▶ [WHAT THIS TASK INVOLVES]: Leave out the pictures and copy every record exactly.

Items from a dataset:
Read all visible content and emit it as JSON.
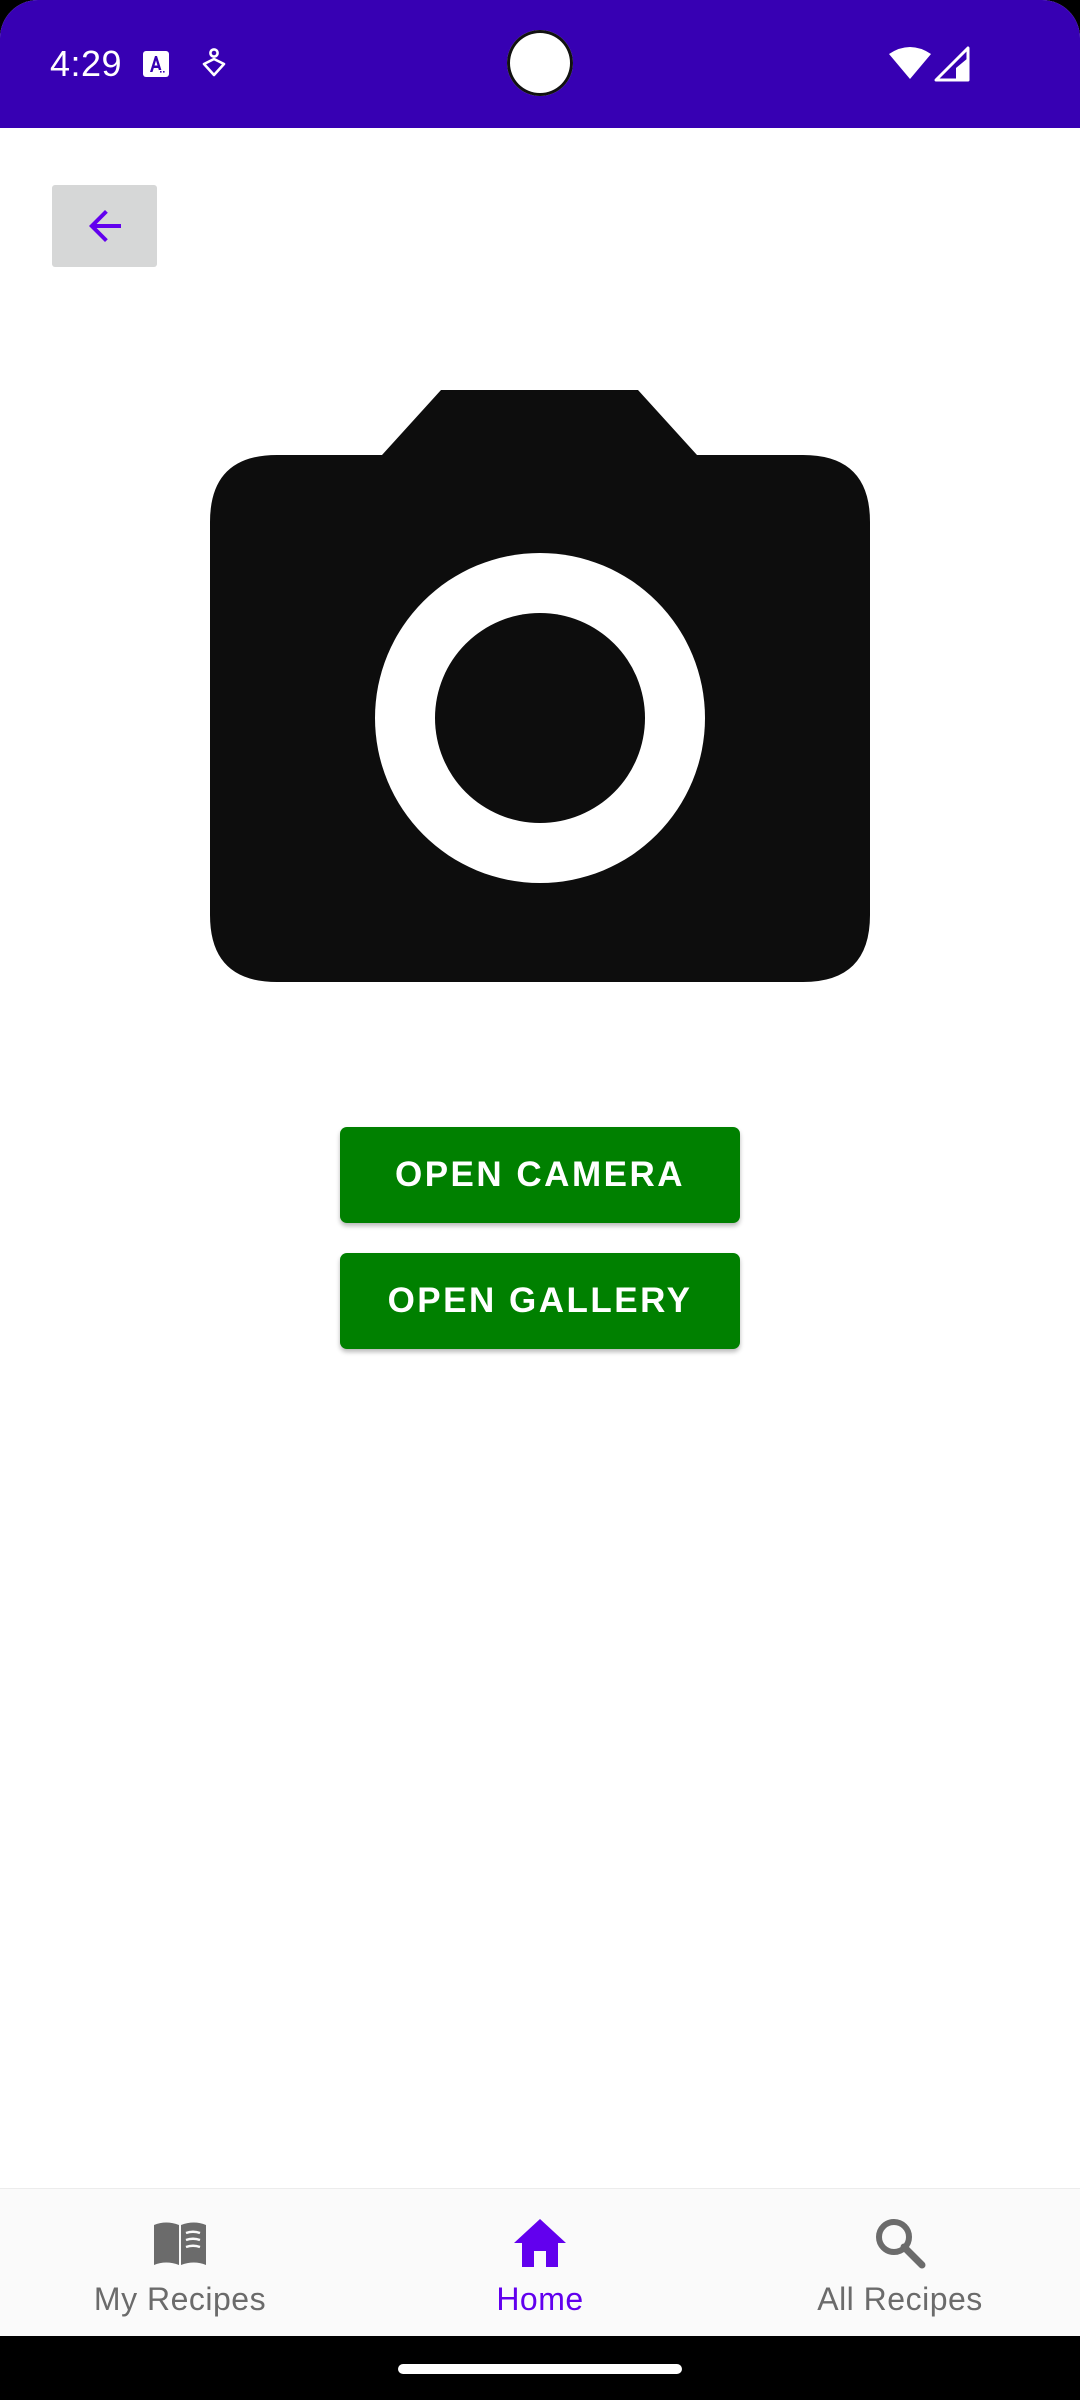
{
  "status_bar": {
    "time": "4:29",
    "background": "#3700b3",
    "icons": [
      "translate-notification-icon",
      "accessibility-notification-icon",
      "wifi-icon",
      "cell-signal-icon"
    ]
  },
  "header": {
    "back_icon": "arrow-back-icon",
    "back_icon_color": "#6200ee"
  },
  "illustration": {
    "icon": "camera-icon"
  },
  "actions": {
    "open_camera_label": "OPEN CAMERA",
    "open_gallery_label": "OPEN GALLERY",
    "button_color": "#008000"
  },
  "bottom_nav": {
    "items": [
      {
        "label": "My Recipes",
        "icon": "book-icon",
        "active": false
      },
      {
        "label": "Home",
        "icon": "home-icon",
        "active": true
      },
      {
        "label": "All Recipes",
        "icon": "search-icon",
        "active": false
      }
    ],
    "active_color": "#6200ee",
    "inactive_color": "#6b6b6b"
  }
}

▶ [RESULT FOR THIS EXERCISE]:
Read all visible content and emit it as JSON.
{
  "status_bar": {
    "time": "4:29",
    "background": "#3700b3",
    "icons": [
      "translate-notification-icon",
      "accessibility-notification-icon",
      "wifi-icon",
      "cell-signal-icon"
    ]
  },
  "header": {
    "back_icon": "arrow-back-icon",
    "back_icon_color": "#6200ee"
  },
  "illustration": {
    "icon": "camera-icon"
  },
  "actions": {
    "open_camera_label": "OPEN CAMERA",
    "open_gallery_label": "OPEN GALLERY",
    "button_color": "#008000"
  },
  "bottom_nav": {
    "items": [
      {
        "label": "My Recipes",
        "icon": "book-icon",
        "active": false
      },
      {
        "label": "Home",
        "icon": "home-icon",
        "active": true
      },
      {
        "label": "All Recipes",
        "icon": "search-icon",
        "active": false
      }
    ],
    "active_color": "#6200ee",
    "inactive_color": "#6b6b6b"
  }
}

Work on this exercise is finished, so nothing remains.